* [Stated task]: Gather all lines with "name" from the records.

* [Data excerpts]:
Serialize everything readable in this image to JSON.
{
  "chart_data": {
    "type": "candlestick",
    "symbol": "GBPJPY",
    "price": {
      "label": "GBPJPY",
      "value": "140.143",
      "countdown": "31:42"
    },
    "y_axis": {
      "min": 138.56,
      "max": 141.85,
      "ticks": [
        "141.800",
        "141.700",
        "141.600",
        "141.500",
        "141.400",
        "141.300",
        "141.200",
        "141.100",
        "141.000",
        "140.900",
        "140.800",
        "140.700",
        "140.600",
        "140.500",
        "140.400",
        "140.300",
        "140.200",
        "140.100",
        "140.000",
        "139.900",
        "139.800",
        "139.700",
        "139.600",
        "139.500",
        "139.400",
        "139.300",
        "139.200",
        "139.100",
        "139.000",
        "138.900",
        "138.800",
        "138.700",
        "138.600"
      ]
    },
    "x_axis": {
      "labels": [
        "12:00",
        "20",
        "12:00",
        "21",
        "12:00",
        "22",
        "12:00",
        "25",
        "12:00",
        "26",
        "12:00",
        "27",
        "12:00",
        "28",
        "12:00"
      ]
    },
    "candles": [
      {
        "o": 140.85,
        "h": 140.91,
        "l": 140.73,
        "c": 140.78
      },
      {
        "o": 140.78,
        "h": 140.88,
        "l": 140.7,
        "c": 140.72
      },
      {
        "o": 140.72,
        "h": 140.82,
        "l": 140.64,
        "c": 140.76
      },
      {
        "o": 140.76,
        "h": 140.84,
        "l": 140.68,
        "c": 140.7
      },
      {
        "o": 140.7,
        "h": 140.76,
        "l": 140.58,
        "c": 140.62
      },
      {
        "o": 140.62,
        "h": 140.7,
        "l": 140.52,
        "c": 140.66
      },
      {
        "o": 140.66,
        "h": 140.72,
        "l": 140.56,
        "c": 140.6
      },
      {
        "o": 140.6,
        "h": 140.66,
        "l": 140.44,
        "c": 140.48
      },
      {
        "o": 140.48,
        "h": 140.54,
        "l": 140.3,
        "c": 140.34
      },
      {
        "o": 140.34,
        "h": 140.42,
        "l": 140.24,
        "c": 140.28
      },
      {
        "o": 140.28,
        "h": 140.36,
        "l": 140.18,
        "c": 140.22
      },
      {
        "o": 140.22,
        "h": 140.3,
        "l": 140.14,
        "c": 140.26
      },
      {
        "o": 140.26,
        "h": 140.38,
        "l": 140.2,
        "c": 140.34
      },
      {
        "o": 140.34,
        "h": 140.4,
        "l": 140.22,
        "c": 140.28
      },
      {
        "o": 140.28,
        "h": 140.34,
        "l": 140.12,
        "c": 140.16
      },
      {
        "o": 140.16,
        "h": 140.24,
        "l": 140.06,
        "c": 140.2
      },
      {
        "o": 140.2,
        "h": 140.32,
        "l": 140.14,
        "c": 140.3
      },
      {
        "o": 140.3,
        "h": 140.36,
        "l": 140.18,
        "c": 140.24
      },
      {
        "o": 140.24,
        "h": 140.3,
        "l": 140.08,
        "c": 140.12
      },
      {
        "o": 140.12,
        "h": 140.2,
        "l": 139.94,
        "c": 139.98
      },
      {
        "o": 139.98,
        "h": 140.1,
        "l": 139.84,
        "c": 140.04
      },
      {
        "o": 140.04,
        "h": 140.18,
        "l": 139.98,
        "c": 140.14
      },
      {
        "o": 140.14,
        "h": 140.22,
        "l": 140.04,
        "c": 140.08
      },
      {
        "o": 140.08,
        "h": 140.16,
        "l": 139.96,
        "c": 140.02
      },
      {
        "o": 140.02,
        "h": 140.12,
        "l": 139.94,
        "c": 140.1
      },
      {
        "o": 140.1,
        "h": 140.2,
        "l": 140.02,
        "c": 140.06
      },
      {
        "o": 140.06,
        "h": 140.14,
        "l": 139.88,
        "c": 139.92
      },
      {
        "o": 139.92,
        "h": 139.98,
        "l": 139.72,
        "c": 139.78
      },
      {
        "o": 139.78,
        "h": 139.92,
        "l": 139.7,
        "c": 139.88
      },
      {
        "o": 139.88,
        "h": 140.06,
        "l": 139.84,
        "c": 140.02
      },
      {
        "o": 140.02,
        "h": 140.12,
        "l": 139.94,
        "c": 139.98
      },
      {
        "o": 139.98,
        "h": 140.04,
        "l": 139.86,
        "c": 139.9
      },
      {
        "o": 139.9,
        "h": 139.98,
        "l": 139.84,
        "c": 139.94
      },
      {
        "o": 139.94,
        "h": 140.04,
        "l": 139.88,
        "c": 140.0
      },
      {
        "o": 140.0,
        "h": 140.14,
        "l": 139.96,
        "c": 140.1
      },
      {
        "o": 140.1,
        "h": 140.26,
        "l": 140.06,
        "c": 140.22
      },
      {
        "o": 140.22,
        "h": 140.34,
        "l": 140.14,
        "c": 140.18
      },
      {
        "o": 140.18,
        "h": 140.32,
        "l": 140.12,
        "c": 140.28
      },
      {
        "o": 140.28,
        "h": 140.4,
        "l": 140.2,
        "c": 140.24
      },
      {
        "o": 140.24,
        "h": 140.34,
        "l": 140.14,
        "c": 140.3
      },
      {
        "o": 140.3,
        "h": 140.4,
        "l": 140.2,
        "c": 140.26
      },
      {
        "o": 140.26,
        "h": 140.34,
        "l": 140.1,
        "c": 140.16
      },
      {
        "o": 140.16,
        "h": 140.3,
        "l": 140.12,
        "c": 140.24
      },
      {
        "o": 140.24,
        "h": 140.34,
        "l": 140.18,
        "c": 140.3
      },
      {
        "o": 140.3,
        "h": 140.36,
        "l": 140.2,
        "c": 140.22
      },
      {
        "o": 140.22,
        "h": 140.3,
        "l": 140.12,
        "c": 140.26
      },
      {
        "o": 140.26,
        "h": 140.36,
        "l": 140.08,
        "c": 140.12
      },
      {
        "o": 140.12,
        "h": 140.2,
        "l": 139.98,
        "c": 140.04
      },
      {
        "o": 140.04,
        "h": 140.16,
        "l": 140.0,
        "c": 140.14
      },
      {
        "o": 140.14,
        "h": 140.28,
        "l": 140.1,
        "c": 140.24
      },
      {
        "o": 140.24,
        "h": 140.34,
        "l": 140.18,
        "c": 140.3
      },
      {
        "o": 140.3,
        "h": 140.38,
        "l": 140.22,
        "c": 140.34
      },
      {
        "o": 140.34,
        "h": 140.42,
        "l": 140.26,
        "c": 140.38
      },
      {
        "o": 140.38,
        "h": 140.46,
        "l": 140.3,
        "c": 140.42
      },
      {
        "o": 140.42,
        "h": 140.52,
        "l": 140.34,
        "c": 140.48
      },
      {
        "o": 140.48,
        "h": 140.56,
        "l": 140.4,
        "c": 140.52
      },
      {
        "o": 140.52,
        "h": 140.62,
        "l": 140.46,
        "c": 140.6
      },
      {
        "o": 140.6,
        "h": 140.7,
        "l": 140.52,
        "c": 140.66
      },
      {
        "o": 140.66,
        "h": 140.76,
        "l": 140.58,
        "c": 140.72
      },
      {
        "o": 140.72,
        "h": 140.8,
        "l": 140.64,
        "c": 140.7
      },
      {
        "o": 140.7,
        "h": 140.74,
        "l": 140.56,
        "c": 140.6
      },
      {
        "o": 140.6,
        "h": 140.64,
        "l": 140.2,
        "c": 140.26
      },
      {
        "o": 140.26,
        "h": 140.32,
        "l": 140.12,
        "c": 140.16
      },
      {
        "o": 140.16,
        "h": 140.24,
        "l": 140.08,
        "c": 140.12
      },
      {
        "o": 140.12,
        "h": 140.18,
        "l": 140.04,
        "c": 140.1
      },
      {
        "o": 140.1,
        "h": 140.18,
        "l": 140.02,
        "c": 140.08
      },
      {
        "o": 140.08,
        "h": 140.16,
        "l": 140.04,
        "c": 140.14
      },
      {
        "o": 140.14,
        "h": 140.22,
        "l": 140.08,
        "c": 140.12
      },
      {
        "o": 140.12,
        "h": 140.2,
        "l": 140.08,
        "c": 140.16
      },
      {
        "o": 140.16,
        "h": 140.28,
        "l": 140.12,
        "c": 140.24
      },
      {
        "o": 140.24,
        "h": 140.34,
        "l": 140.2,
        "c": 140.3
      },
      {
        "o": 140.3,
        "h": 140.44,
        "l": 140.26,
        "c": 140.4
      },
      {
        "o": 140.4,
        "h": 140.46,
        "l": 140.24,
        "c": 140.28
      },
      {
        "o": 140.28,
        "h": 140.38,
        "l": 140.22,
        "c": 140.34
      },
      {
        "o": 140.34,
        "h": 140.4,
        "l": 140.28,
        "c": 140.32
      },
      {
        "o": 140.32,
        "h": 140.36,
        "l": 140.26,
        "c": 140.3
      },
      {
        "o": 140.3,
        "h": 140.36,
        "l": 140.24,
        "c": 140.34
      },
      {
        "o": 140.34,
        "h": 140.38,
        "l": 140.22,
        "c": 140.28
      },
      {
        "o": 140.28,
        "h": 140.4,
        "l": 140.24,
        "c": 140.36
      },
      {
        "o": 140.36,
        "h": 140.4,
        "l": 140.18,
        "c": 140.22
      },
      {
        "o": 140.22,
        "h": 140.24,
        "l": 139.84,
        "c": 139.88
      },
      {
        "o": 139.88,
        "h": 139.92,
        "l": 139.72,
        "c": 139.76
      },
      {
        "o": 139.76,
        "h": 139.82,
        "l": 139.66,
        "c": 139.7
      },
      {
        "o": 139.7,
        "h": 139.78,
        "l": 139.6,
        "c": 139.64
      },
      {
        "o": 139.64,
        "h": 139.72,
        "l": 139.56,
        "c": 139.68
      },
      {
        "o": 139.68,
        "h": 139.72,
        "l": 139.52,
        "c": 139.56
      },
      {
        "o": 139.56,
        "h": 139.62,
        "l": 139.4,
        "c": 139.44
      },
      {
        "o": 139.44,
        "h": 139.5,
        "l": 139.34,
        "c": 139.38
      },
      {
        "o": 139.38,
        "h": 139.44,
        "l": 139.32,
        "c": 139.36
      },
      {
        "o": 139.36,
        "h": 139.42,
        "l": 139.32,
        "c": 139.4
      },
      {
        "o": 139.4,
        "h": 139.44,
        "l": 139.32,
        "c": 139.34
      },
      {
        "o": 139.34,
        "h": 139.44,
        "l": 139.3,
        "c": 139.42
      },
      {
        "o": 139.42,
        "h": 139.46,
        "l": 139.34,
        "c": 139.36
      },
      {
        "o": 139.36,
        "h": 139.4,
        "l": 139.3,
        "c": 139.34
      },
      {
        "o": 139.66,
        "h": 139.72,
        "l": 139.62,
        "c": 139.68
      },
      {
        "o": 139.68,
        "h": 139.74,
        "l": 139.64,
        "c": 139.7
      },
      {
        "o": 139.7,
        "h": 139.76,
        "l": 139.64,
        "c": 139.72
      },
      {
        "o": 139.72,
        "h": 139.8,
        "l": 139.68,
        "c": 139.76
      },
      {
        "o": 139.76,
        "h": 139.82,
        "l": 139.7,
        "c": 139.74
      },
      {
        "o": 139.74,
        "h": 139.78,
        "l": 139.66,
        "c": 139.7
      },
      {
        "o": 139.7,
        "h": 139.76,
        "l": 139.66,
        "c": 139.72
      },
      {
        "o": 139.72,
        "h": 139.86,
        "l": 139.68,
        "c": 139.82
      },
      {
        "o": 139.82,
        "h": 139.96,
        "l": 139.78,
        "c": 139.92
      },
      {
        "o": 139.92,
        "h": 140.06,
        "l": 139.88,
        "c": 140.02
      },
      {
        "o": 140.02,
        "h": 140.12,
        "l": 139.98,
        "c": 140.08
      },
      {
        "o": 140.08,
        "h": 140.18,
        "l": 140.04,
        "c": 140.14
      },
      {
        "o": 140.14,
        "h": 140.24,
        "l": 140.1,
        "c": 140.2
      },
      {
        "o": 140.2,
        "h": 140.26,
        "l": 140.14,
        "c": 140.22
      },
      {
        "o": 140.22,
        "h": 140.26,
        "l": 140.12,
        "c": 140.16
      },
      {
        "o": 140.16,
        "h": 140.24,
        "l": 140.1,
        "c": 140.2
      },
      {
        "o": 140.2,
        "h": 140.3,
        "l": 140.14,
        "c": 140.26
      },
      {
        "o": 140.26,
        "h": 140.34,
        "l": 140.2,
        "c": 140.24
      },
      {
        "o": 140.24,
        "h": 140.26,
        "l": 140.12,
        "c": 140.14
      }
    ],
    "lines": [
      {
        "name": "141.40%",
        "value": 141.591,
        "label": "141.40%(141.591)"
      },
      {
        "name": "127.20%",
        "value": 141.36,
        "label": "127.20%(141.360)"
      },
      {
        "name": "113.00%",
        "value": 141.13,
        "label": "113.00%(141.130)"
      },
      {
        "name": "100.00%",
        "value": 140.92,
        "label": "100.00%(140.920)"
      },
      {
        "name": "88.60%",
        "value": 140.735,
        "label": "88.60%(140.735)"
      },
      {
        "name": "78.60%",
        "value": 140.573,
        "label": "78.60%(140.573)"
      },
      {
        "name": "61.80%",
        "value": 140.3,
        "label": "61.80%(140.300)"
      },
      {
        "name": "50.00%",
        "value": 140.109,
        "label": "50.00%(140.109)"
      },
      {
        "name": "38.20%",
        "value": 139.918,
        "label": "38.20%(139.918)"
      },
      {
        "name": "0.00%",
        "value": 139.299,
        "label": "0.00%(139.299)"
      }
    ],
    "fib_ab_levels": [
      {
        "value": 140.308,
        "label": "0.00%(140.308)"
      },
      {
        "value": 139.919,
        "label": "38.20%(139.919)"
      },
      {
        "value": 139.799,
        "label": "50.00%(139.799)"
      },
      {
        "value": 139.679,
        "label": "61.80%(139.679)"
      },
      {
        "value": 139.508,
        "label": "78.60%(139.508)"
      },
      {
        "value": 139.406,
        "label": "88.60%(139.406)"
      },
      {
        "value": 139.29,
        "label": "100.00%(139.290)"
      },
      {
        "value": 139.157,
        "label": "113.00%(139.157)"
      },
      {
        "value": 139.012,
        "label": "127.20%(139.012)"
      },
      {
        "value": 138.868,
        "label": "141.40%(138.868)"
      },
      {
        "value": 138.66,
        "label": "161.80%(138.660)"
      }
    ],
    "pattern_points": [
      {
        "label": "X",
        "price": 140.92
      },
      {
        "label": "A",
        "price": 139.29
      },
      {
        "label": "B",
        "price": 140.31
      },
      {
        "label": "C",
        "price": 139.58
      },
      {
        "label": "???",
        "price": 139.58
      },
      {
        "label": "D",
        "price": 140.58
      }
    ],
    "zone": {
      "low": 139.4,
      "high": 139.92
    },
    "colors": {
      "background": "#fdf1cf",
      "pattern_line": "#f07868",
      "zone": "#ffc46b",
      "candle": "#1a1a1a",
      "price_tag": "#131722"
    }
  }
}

* [Correct result]:
        "name": "141.40%",
        "name": "127.20%",
        "name": "113.00%",
        "name": "100.00%",
        "name": "88.60%",
        "name": "78.60%",
        "name": "61.80%",
        "name": "50.00%",
        "name": "38.20%",
        "name": "0.00%",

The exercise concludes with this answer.